- [WHAT TO PRODUCE] Pictures stay out; everything else in the records below is copied exactly.

(Data entries)

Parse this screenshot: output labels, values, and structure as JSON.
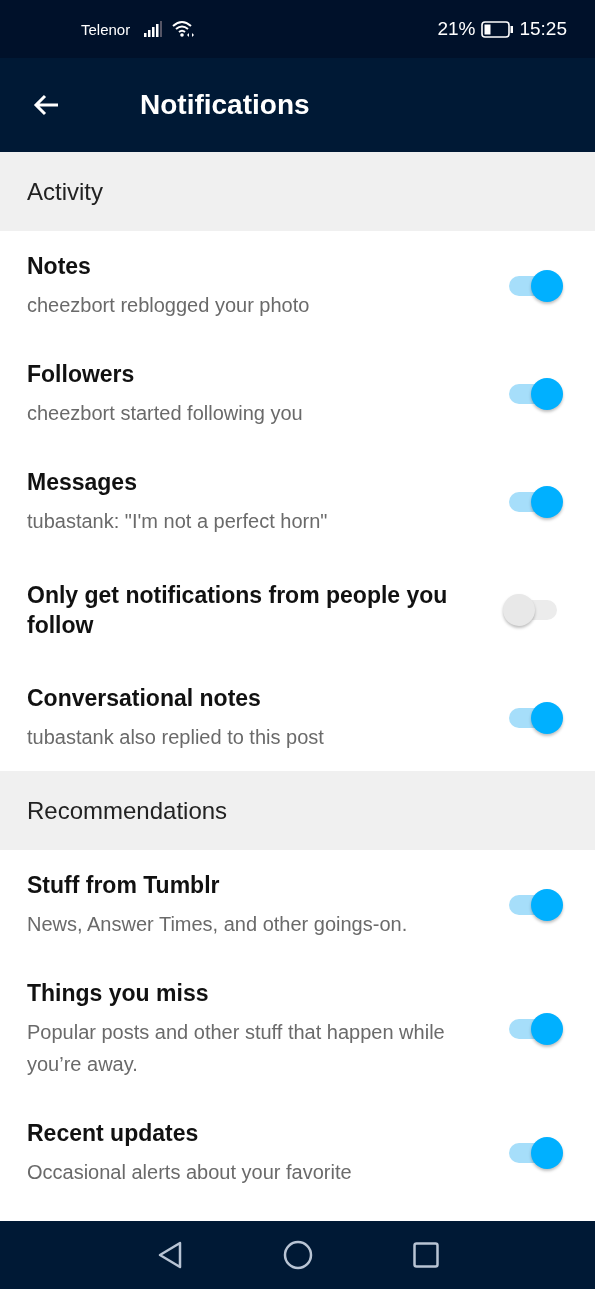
{
  "status_bar": {
    "carrier": "Telenor",
    "battery": "21%",
    "time": "15:25"
  },
  "app_bar": {
    "title": "Notifications"
  },
  "sections": [
    {
      "title": "Activity",
      "items": [
        {
          "title": "Notes",
          "subtitle": "cheezbort reblogged your photo",
          "on": true
        },
        {
          "title": "Followers",
          "subtitle": "cheezbort started following you",
          "on": true
        },
        {
          "title": "Messages",
          "subtitle": "tubastank: \"I'm not a perfect horn\"",
          "on": true
        },
        {
          "title": "Only get notifications from people you follow",
          "on": false
        },
        {
          "title": "Conversational notes",
          "subtitle": "tubastank also replied to this post",
          "on": true
        }
      ]
    },
    {
      "title": "Recommendations",
      "items": [
        {
          "title": "Stuff from Tumblr",
          "subtitle": "News, Answer Times, and other goings-on.",
          "on": true
        },
        {
          "title": "Things you miss",
          "subtitle": "Popular posts and other stuff that happen while you’re away.",
          "on": true
        },
        {
          "title": "Recent updates",
          "subtitle": "Occasional alerts about your favorite",
          "on": true
        }
      ]
    }
  ]
}
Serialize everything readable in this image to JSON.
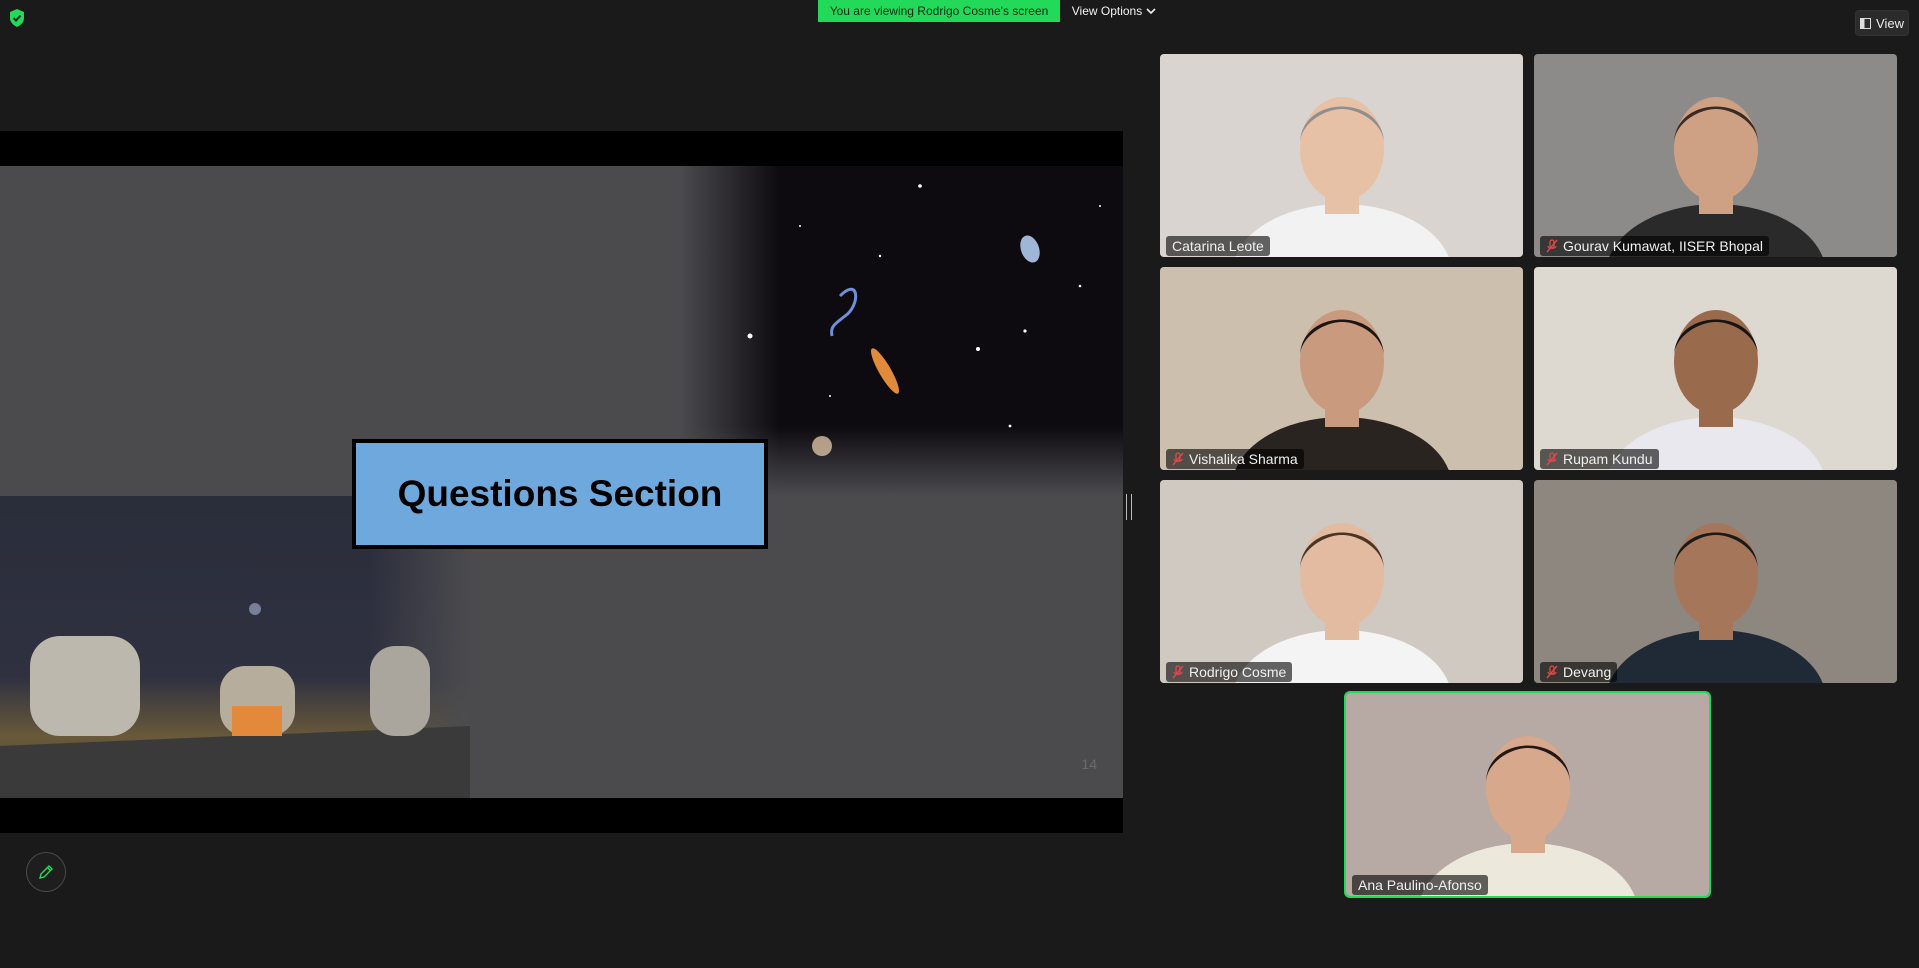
{
  "banner": {
    "viewing_text": "You are viewing Rodrigo Cosme's screen",
    "view_options_label": "View Options",
    "view_label": "View"
  },
  "slide": {
    "title": "Questions Section",
    "number": "14"
  },
  "participants": [
    {
      "name": "Catarina Leote",
      "muted": false,
      "active": false,
      "bg": "#d9d4cf",
      "skin": "#e7c1a6",
      "hair": "#8f8f8f",
      "shirt": "#f2f2f2"
    },
    {
      "name": "Gourav Kumawat, IISER Bhopal",
      "muted": true,
      "active": false,
      "bg": "#8c8b89",
      "skin": "#cfa184",
      "hair": "#3c2b22",
      "shirt": "#2a2a2a"
    },
    {
      "name": "Vishalika Sharma",
      "muted": true,
      "active": false,
      "bg": "#cdbfae",
      "skin": "#c99a7e",
      "hair": "#1c1512",
      "shirt": "#2a2420"
    },
    {
      "name": "Rupam Kundu",
      "muted": true,
      "active": false,
      "bg": "#ddd8d0",
      "skin": "#9a6a4c",
      "hair": "#141414",
      "shirt": "#e8e8ee"
    },
    {
      "name": "Rodrigo Cosme",
      "muted": true,
      "active": false,
      "bg": "#cfc9c1",
      "skin": "#e2bba0",
      "hair": "#4a3526",
      "shirt": "#f4f4f4"
    },
    {
      "name": "Devang",
      "muted": true,
      "active": false,
      "bg": "#8d8780",
      "skin": "#a6765a",
      "hair": "#1a1a1a",
      "shirt": "#1f2a36"
    },
    {
      "name": "Ana Paulino-Afonso",
      "muted": false,
      "active": true,
      "bg": "#b7a9a4",
      "skin": "#d8a88c",
      "hair": "#221815",
      "shirt": "#ece8dc"
    }
  ]
}
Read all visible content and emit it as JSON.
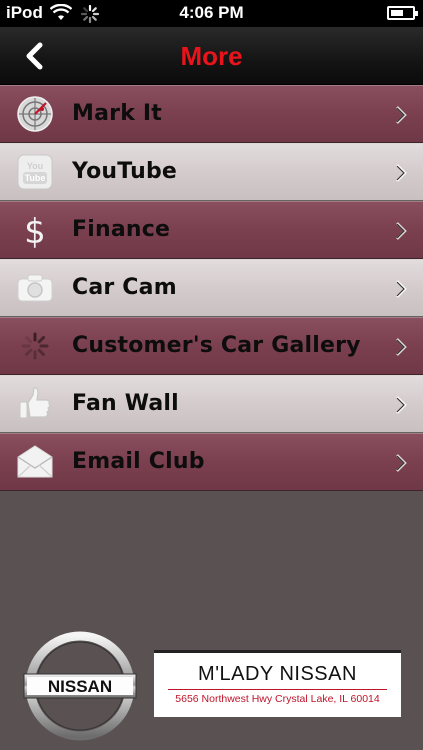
{
  "status_bar": {
    "carrier": "iPod",
    "time": "4:06 PM"
  },
  "nav": {
    "title": "More",
    "title_color": "#e8141b"
  },
  "menu": {
    "items": [
      {
        "label": "Mark It",
        "icon": "radar-icon",
        "style": "dark"
      },
      {
        "label": "YouTube",
        "icon": "youtube-icon",
        "style": "light"
      },
      {
        "label": "Finance",
        "icon": "dollar-icon",
        "style": "dark"
      },
      {
        "label": "Car Cam",
        "icon": "camera-icon",
        "style": "light"
      },
      {
        "label": "Customer's Car Gallery",
        "icon": "spinner-icon",
        "style": "dark"
      },
      {
        "label": "Fan Wall",
        "icon": "thumbs-up-icon",
        "style": "light"
      },
      {
        "label": "Email Club",
        "icon": "envelope-icon",
        "style": "dark"
      }
    ]
  },
  "footer": {
    "logo_text": "NISSAN",
    "dealer_name": "M'LADY NISSAN",
    "dealer_address": "5656 Northwest Hwy Crystal Lake, IL 60014"
  }
}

- [COMPLETE OUTPUT]
Parse this screenshot: output labels, values, and structure as JSON.
{
  "status_bar": {
    "carrier": "Telenor",
    "battery": "21%",
    "time": "15:25"
  },
  "app_bar": {
    "title": "Notifications"
  },
  "sections": [
    {
      "title": "Activity",
      "items": [
        {
          "title": "Notes",
          "subtitle": "cheezbort reblogged your photo",
          "on": true
        },
        {
          "title": "Followers",
          "subtitle": "cheezbort started following you",
          "on": true
        },
        {
          "title": "Messages",
          "subtitle": "tubastank: \"I'm not a perfect horn\"",
          "on": true
        },
        {
          "title": "Only get notifications from people you follow",
          "on": false
        },
        {
          "title": "Conversational notes",
          "subtitle": "tubastank also replied to this post",
          "on": true
        }
      ]
    },
    {
      "title": "Recommendations",
      "items": [
        {
          "title": "Stuff from Tumblr",
          "subtitle": "News, Answer Times, and other goings-on.",
          "on": true
        },
        {
          "title": "Things you miss",
          "subtitle": "Popular posts and other stuff that happen while you’re away.",
          "on": true
        },
        {
          "title": "Recent updates",
          "subtitle": "Occasional alerts about your favorite",
          "on": true
        }
      ]
    }
  ]
}
Serialize everything readable in this image to JSON.
{
  "banner": {
    "viewing_text": "You are viewing Rodrigo Cosme's screen",
    "view_options_label": "View Options",
    "view_label": "View"
  },
  "slide": {
    "title": "Questions Section",
    "number": "14"
  },
  "participants": [
    {
      "name": "Catarina Leote",
      "muted": false,
      "active": false,
      "bg": "#d9d4cf",
      "skin": "#e7c1a6",
      "hair": "#8f8f8f",
      "shirt": "#f2f2f2"
    },
    {
      "name": "Gourav Kumawat, IISER Bhopal",
      "muted": true,
      "active": false,
      "bg": "#8c8b89",
      "skin": "#cfa184",
      "hair": "#3c2b22",
      "shirt": "#2a2a2a"
    },
    {
      "name": "Vishalika Sharma",
      "muted": true,
      "active": false,
      "bg": "#cdbfae",
      "skin": "#c99a7e",
      "hair": "#1c1512",
      "shirt": "#2a2420"
    },
    {
      "name": "Rupam Kundu",
      "muted": true,
      "active": false,
      "bg": "#ddd8d0",
      "skin": "#9a6a4c",
      "hair": "#141414",
      "shirt": "#e8e8ee"
    },
    {
      "name": "Rodrigo Cosme",
      "muted": true,
      "active": false,
      "bg": "#cfc9c1",
      "skin": "#e2bba0",
      "hair": "#4a3526",
      "shirt": "#f4f4f4"
    },
    {
      "name": "Devang",
      "muted": true,
      "active": false,
      "bg": "#8d8780",
      "skin": "#a6765a",
      "hair": "#1a1a1a",
      "shirt": "#1f2a36"
    },
    {
      "name": "Ana Paulino-Afonso",
      "muted": false,
      "active": true,
      "bg": "#b7a9a4",
      "skin": "#d8a88c",
      "hair": "#221815",
      "shirt": "#ece8dc"
    }
  ]
}
Read all visible content and emit it as JSON.
{
  "status_bar": {
    "carrier": "iPod",
    "time": "4:06 PM"
  },
  "nav": {
    "title": "More",
    "title_color": "#e8141b"
  },
  "menu": {
    "items": [
      {
        "label": "Mark It",
        "icon": "radar-icon",
        "style": "dark"
      },
      {
        "label": "YouTube",
        "icon": "youtube-icon",
        "style": "light"
      },
      {
        "label": "Finance",
        "icon": "dollar-icon",
        "style": "dark"
      },
      {
        "label": "Car Cam",
        "icon": "camera-icon",
        "style": "light"
      },
      {
        "label": "Customer's Car Gallery",
        "icon": "spinner-icon",
        "style": "dark"
      },
      {
        "label": "Fan Wall",
        "icon": "thumbs-up-icon",
        "style": "light"
      },
      {
        "label": "Email Club",
        "icon": "envelope-icon",
        "style": "dark"
      }
    ]
  },
  "footer": {
    "logo_text": "NISSAN",
    "dealer_name": "M'LADY NISSAN",
    "dealer_address": "5656 Northwest Hwy Crystal Lake, IL 60014"
  }
}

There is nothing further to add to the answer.